* **REQUIREMENT**:
Copy each line of the records that holds the string "Target".

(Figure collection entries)

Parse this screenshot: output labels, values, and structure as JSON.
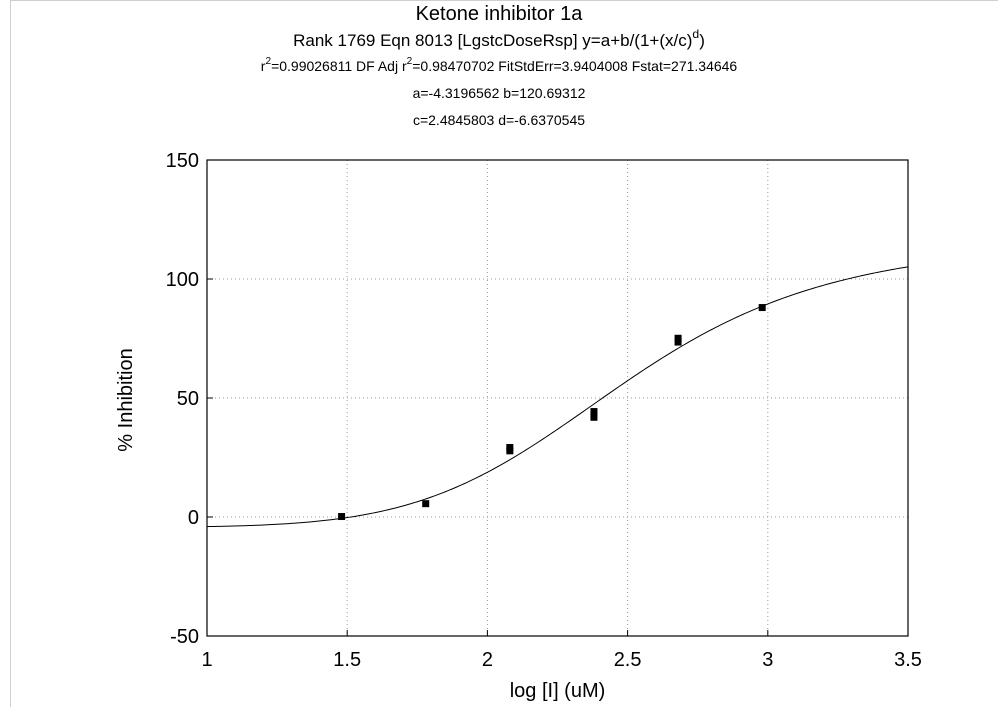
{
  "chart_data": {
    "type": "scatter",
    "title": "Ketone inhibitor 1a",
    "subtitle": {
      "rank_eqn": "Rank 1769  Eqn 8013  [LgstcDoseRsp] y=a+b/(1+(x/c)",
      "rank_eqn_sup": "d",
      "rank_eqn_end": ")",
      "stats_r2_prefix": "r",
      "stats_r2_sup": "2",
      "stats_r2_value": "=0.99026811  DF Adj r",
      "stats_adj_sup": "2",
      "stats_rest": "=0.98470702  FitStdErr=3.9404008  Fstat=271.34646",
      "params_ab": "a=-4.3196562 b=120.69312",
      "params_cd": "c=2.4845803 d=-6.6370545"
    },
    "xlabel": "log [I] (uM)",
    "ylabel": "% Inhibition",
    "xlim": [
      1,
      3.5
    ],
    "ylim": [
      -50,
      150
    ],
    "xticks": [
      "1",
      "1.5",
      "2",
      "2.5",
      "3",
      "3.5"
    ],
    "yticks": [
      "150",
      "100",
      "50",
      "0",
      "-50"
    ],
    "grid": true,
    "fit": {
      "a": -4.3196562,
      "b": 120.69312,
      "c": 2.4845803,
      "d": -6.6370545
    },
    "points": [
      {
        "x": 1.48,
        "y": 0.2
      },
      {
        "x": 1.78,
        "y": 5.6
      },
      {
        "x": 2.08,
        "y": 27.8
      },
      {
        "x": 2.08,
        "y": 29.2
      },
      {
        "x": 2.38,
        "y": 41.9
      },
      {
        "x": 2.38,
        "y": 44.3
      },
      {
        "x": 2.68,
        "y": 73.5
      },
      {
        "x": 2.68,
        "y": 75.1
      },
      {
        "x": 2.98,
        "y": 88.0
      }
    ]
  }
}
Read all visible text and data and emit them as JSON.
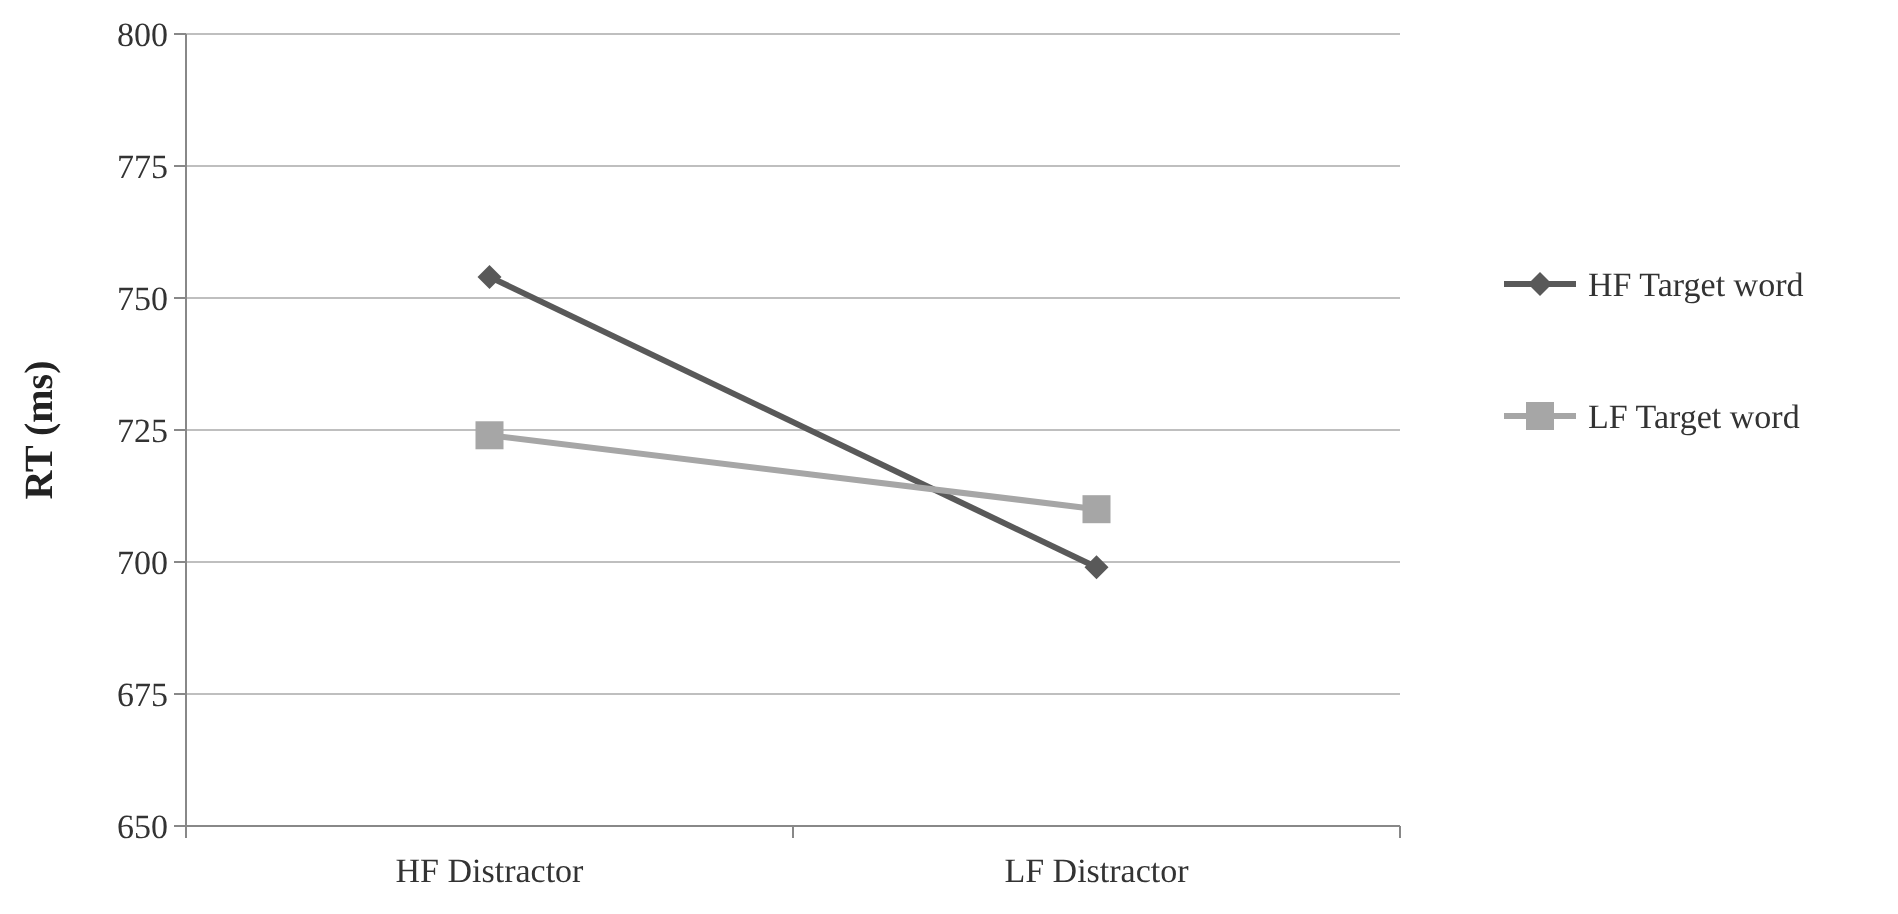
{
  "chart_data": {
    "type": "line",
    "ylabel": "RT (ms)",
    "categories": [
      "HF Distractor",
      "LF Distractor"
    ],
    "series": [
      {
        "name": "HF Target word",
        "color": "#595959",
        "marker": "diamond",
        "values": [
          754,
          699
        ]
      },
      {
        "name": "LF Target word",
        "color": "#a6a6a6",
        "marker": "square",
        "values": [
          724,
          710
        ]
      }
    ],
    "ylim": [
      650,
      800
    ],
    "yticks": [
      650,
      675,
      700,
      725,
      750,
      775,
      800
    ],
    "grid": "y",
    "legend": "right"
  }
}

* **TASK RESPONSE**:
        "name": "HF Target word",
        "name": "LF Target word",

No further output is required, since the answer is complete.